What needs to be done: Everything from the line holding "What data populates" through the last line below must be repeated exactly, and nothing else.

Data:
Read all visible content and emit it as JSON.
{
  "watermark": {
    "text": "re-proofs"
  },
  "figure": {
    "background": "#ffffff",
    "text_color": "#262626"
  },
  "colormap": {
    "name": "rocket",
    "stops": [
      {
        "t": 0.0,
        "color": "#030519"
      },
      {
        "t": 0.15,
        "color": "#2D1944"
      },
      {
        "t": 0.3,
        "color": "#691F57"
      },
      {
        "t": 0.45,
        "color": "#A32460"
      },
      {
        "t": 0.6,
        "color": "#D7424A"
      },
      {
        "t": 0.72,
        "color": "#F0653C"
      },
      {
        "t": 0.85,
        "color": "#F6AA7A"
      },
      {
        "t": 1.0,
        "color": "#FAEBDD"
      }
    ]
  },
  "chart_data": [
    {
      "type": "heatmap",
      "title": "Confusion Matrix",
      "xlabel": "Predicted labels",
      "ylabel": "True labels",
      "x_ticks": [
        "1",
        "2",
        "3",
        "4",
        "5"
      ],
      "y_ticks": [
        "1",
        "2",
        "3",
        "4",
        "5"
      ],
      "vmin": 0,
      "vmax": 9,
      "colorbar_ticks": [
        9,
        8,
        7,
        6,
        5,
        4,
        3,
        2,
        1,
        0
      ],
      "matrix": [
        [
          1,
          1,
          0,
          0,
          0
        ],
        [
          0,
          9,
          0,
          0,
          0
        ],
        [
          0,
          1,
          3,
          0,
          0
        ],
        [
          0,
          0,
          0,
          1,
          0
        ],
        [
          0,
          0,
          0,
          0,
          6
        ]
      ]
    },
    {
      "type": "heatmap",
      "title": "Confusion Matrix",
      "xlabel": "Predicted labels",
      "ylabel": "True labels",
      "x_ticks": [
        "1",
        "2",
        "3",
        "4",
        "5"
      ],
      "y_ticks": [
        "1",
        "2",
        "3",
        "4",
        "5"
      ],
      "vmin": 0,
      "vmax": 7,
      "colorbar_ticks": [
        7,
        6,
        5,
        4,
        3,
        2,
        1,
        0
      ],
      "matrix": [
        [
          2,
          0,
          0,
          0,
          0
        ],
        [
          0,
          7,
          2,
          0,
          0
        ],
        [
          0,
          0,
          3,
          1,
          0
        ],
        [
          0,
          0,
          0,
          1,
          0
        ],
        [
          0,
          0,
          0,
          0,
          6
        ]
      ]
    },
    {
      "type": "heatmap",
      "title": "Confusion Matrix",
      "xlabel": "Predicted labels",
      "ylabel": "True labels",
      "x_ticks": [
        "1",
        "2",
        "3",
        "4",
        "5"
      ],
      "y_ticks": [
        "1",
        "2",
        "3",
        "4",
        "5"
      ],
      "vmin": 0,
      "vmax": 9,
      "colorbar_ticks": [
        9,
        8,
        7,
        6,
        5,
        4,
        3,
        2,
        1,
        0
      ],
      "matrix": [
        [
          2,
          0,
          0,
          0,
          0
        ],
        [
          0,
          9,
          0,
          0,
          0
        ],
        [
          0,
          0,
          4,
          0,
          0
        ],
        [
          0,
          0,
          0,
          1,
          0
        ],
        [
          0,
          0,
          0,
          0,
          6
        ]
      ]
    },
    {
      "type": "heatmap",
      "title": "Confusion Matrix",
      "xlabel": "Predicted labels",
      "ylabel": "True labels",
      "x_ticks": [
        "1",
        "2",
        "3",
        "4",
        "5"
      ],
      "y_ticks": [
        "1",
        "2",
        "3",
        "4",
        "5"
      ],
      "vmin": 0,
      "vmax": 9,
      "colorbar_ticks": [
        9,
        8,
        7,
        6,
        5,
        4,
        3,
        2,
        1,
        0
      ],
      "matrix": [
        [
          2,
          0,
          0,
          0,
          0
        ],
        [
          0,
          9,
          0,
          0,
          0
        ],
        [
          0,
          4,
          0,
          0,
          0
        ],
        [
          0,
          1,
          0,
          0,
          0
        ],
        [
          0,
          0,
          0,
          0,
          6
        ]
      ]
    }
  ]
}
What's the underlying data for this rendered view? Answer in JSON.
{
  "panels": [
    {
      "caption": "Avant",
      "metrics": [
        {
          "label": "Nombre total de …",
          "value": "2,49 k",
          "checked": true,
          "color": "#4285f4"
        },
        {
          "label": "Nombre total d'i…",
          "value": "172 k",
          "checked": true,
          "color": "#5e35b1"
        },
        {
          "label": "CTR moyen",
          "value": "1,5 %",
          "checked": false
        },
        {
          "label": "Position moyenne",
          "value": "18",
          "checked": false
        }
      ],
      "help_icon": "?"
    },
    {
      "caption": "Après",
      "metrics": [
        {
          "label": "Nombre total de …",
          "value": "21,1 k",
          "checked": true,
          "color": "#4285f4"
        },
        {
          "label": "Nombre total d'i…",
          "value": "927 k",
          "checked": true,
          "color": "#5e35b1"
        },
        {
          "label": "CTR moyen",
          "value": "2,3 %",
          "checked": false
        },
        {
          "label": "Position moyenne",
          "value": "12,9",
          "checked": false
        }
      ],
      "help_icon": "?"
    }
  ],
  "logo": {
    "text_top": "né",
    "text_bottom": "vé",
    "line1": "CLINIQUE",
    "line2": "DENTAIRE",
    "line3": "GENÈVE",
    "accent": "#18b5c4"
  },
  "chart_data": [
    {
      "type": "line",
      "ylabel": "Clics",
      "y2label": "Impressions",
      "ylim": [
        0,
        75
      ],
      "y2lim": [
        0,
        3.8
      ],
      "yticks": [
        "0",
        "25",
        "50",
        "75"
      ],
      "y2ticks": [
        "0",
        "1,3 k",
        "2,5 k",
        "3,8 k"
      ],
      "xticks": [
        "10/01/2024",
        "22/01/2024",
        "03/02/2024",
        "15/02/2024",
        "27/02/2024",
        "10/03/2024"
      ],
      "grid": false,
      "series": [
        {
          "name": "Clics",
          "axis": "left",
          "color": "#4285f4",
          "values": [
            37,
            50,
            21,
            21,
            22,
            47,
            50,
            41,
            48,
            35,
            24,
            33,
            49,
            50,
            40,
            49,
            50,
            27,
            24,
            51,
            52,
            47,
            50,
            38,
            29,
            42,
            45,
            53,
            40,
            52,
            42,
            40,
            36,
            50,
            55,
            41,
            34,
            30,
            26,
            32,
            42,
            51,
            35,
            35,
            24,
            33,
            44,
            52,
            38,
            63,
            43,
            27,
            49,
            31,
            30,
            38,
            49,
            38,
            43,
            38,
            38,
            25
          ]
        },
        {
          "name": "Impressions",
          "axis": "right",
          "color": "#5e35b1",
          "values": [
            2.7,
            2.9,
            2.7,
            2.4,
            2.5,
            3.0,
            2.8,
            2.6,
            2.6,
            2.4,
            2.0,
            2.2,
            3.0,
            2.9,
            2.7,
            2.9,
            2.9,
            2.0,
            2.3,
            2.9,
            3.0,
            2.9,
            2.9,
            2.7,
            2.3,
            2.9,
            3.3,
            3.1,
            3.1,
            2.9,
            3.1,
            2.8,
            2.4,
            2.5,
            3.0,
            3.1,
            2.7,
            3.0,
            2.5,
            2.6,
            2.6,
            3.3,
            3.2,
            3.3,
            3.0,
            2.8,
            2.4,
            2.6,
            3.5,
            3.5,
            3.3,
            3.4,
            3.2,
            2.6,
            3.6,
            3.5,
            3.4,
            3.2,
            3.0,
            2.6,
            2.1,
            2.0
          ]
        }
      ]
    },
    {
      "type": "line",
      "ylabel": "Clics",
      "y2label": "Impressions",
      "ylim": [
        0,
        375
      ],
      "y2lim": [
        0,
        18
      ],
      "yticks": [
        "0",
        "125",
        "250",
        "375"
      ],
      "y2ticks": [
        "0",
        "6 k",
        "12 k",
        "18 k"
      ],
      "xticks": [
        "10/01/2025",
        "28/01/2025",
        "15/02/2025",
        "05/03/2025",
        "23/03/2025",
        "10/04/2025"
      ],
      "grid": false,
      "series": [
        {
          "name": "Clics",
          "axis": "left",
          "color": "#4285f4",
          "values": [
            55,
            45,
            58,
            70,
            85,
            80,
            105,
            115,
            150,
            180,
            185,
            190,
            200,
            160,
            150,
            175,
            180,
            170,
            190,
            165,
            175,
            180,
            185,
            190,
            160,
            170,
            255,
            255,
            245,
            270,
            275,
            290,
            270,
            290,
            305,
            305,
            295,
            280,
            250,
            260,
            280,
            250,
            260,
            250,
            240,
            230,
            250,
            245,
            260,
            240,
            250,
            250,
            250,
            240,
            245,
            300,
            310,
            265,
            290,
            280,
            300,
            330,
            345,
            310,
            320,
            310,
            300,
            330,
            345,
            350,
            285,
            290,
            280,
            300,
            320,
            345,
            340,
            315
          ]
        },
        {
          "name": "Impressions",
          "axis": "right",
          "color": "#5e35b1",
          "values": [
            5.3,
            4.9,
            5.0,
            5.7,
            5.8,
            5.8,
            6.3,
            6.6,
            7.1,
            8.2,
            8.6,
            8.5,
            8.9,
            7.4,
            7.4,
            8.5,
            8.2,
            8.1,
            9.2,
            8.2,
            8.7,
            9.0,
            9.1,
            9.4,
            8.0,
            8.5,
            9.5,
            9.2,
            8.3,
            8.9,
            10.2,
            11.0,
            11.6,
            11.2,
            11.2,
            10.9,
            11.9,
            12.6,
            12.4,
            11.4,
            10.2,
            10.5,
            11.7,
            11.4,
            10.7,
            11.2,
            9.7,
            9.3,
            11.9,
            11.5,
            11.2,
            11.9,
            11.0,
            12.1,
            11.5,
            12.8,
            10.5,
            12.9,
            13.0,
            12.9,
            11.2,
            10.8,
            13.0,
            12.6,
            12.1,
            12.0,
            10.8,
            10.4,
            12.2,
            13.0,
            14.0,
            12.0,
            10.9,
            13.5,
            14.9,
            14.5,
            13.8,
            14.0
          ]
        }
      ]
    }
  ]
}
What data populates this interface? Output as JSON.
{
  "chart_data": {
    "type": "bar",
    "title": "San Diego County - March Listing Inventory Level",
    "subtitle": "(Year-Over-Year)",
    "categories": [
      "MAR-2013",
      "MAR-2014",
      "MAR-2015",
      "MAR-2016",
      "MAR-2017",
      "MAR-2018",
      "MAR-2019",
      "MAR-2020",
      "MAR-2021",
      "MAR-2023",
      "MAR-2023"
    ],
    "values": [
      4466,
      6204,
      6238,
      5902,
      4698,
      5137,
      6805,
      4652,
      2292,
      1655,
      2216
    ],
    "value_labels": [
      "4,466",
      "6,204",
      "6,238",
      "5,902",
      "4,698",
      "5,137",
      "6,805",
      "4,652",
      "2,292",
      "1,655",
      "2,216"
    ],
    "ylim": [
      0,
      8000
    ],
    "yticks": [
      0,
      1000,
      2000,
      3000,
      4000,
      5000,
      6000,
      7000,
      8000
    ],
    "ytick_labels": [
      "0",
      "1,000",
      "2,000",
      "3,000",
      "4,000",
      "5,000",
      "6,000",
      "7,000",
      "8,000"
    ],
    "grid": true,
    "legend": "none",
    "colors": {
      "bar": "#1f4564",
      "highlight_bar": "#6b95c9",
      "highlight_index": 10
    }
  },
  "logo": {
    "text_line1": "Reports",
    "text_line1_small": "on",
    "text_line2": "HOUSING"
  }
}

Task result:
What data populates this interface? Output as JSON.
{
  "chart_data": {
    "type": "bar",
    "title": "San Diego County - March Listing Inventory Level",
    "subtitle": "(Year-Over-Year)",
    "categories": [
      "MAR-2013",
      "MAR-2014",
      "MAR-2015",
      "MAR-2016",
      "MAR-2017",
      "MAR-2018",
      "MAR-2019",
      "MAR-2020",
      "MAR-2021",
      "MAR-2023",
      "MAR-2023"
    ],
    "values": [
      4466,
      6204,
      6238,
      5902,
      4698,
      5137,
      6805,
      4652,
      2292,
      1655,
      2216
    ],
    "value_labels": [
      "4,466",
      "6,204",
      "6,238",
      "5,902",
      "4,698",
      "5,137",
      "6,805",
      "4,652",
      "2,292",
      "1,655",
      "2,216"
    ],
    "ylim": [
      0,
      8000
    ],
    "yticks": [
      0,
      1000,
      2000,
      3000,
      4000,
      5000,
      6000,
      7000,
      8000
    ],
    "ytick_labels": [
      "0",
      "1,000",
      "2,000",
      "3,000",
      "4,000",
      "5,000",
      "6,000",
      "7,000",
      "8,000"
    ],
    "grid": true,
    "legend": "none",
    "colors": {
      "bar": "#1f4564",
      "highlight_bar": "#6b95c9",
      "highlight_index": 10
    }
  },
  "logo": {
    "text_line1": "Reports",
    "text_line1_small": "on",
    "text_line2": "HOUSING"
  }
}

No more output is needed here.